O governo federal deve avançar nos próximos meses com a política nacional de transporte ferroviário de passageiros, uma das prioridades do Ministério dos Transportes desde o ano passado. Em janeiro de 2024, foi encerrada a consulta pública com representantes do setor, da academia, de governos estaduais e municipais e até com governos estrangeiros, que recebeu 246 contribuições. Um decreto deve ser publicado em breve.

A novidade é a possibilidade de implementação de seis trechos dedicados ao transporte de pessoas sobre trilhos, sendo que o único no Paraná é entre Londrina e Maringá. Também estão na lista Pelotas (RS)-Rio Grande (RS); Brasília (DF)-Luziânia (GO); Salvador (BA)-Feira de Santana (BA); Fortaleza (CE)-Sobral (CE) e São Luís (MA)-Itapecuru (MA).

O ministério ressalta que, até o momento, não há definição de quais trajetos podem, de fato, ser implementados. Mas é um avanço na discussão do transporte ferroviário, que pode receber aporte público para viabilizar projetos privados.

Para os londrinenses, a tentativa de criar uma linha até Maringá não é exatamente novidade. O projeto “Trem Pé Vermelho” começou a ser discutido em 2009, recebeu um PMI (Procedimento de Manifestação de Interesse) em 2015, mas, entre altos e baixos, não chegou a sair do papel e foi retirado do PAC (Programa de Aceleração do Crescimento) em 2017, durante o governo Michel Temer (MDB).

ESTUDOS EM ANDAMENTO

Além da iniciativa federal, desde maio de 2023 o “Trem Pé Vermelho” faz parte da carteira de projetos em andamento do programa Paraná Parcerias, vinculado à pasta estadual de Planejamento. Procurada pela reportagem, a secretaria afirmou que o projeto busca melhorar a mobilidade urbana das regiões metropolitanas de Maringá e de Londrina “por meio da criação de uma linha de transporte coletivo, no trajeto de linha férrea, usando como sistema o VLT (Veículo Leve sobre Trilhos)”.

Os trechos previstos para esse estudo abrangem os municípios de Paiçandu até Ibiporã, passando por Maringá e Londrina. Hoje, estão em fase de estudo preliminar o diagnóstico, os investimentos estimados e a modalidade de contratação/parceria mais adequada.

┄┄┄┄┄┄

Enunciado A - Reescreva o trecho do texto sobre o trem entre Londrina e Maringá que vai de "ESTUDOS EM ANDAMENTO" até "contratação/parceria mais adequada.", substituindo "reportagem" por "equipe de jornalismo".
Enunciado B - Prossiga com o texto sobre o transporte ferroviário de passageiros a partir do ponto em que ele se encerra.

Listagens de itens de layout em caixas:
┄┄┄┄┄┄

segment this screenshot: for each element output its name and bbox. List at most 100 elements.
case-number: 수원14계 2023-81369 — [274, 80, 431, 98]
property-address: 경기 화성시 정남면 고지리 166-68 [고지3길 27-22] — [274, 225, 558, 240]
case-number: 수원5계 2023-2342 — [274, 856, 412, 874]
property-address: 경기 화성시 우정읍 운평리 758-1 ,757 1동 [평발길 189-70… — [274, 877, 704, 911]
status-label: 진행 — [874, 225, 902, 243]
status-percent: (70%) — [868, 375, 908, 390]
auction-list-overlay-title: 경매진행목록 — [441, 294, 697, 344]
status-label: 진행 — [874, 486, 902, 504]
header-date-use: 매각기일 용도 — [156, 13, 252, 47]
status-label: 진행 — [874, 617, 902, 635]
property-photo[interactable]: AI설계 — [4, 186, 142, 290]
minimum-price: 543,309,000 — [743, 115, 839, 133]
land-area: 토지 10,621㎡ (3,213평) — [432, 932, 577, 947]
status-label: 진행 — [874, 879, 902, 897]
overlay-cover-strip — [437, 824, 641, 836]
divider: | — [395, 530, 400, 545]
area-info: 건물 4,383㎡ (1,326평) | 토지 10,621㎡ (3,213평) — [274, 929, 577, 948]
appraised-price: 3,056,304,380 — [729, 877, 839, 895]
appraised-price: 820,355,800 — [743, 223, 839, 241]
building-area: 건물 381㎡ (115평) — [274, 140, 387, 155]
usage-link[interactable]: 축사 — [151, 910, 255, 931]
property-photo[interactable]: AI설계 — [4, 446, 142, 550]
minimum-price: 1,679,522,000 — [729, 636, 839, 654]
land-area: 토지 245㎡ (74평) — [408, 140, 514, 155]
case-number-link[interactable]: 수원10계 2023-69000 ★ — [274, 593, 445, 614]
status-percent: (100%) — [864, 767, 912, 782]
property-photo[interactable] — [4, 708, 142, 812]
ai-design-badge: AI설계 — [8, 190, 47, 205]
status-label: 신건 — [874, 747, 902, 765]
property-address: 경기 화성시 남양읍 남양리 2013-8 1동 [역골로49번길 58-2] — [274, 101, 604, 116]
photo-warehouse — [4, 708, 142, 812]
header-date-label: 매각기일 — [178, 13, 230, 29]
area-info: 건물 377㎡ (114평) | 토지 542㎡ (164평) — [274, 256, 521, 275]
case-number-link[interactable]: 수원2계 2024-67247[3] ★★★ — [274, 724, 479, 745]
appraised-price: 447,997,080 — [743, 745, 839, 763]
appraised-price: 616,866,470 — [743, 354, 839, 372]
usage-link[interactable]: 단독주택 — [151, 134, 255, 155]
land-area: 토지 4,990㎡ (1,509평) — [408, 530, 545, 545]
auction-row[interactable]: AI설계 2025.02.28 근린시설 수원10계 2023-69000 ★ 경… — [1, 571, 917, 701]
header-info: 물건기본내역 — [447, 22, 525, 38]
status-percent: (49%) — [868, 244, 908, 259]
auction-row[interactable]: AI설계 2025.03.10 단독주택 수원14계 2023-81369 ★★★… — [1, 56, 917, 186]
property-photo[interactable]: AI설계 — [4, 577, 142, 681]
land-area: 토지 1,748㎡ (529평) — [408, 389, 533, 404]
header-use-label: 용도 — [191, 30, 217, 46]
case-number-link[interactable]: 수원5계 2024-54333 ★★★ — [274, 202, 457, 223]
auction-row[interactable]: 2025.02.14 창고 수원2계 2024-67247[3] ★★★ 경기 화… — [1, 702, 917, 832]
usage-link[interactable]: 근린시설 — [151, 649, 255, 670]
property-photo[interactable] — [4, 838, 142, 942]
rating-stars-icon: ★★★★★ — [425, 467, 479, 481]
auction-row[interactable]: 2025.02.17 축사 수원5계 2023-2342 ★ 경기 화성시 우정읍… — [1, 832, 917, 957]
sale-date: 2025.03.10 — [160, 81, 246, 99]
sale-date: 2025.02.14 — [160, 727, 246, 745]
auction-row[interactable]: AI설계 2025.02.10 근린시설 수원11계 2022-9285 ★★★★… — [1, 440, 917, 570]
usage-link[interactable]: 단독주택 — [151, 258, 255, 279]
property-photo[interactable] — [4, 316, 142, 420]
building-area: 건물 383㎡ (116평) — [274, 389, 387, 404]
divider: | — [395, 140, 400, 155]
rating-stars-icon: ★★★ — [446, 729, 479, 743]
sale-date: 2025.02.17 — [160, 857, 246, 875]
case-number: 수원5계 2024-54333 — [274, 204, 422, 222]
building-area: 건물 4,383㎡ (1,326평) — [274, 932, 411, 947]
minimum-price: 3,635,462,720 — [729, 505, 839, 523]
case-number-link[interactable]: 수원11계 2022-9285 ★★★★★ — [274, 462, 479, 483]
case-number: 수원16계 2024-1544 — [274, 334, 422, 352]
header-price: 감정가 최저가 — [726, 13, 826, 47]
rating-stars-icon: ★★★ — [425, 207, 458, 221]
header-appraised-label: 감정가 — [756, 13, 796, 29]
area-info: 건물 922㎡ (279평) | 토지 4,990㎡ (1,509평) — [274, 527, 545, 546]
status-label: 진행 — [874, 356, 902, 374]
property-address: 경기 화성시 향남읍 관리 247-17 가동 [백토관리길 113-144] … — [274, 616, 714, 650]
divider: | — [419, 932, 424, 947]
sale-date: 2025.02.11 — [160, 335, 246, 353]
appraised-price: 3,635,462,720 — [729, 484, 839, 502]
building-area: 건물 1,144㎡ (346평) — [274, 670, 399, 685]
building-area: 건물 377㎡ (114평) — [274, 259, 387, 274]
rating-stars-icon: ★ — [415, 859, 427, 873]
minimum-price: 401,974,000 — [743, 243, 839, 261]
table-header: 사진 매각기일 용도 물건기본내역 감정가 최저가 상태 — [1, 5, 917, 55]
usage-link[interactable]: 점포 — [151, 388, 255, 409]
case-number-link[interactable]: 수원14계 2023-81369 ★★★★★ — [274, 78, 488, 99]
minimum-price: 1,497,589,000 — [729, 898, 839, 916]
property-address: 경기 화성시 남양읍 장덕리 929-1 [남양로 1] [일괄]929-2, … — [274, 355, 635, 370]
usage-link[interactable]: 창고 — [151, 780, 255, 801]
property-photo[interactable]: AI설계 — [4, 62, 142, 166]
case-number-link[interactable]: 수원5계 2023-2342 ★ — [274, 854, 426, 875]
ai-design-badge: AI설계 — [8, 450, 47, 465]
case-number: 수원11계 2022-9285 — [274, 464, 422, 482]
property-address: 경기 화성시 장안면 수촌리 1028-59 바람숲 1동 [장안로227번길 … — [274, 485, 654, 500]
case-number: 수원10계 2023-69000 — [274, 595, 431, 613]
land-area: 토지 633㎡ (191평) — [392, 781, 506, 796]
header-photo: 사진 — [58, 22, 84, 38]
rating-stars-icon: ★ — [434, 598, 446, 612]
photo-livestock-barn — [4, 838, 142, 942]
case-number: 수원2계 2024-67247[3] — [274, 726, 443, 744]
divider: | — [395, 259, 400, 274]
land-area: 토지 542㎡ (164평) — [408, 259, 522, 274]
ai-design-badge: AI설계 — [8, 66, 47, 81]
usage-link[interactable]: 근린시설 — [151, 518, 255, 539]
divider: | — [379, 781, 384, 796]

┄┄┄┄┄┄

Resposta correta A -
ESTUDOS EM ANDAMENTO

Além da iniciativa federal, desde maio de 2023 o “Trem Pé Vermelho” faz parte da carteira de projetos em andamento do programa Paraná Parcerias, vinculado à pasta estadual de Planejamento. Procurada pela equipe de jornalismo, a secretaria afirmou que o projeto busca melhorar a mobilidade urbana das regiões metropolitanas de Maringá e de Londrina “por meio da criação de uma linha de transporte coletivo, no trajeto de linha férrea, usando como sistema o VLT (Veículo Leve sobre Trilhos)”.

Os trechos previstos para esse estudo abrangem os municípios de Paiçandu até Ibiporã, passando por Maringá e Londrina. Hoje, estão em fase de estudo preliminar o diagnóstico, os investimentos estimados e a modalidade de contratação/parceria mais adequada.

Resposta correta B -
TRANSPORTE SEGURO

Referência na área, o professor e ex-secretário do Transporte, Mário Stamm Jr., acredita que o transporte de passageiros entre Londrina e Maringá é importante para o desenvolvimento econômico e social, além da interação entre os municípios.

“O fato de ser um projeto com participação pública e privada torna tudo isso mais fácil, porque você tem a demanda de transporte, os usuários, as tecnologias - bem mais modernas hoje - e tem também a questão do leito ferroviário, que já é disponível, que hoje é utilizado para o transporte de cargas”, explica Stamm Jr. “Dentro desse novo projeto, algo de bastante relevância deve acontecer, que é a superação do problema ocasionado com as passagens em nível da linha ferroviária nas áreas urbanas.”

Questionado sobre qual é o usuário desse tipo de transporte, o professor aponta que “se tem muita atividade comercial e muita necessidade de transporte”, além de uma demanda educacional de escolas e universidades ao longo do trecho Londrina-Maringá. “O transporte desses usuários é feito hoje via veículo próprio ou ônibus, então com o trem você ganha um modo de transporte exclusivo e seguro”, pontuando que é possível ter linhas expressas e outras com maior número de paradas.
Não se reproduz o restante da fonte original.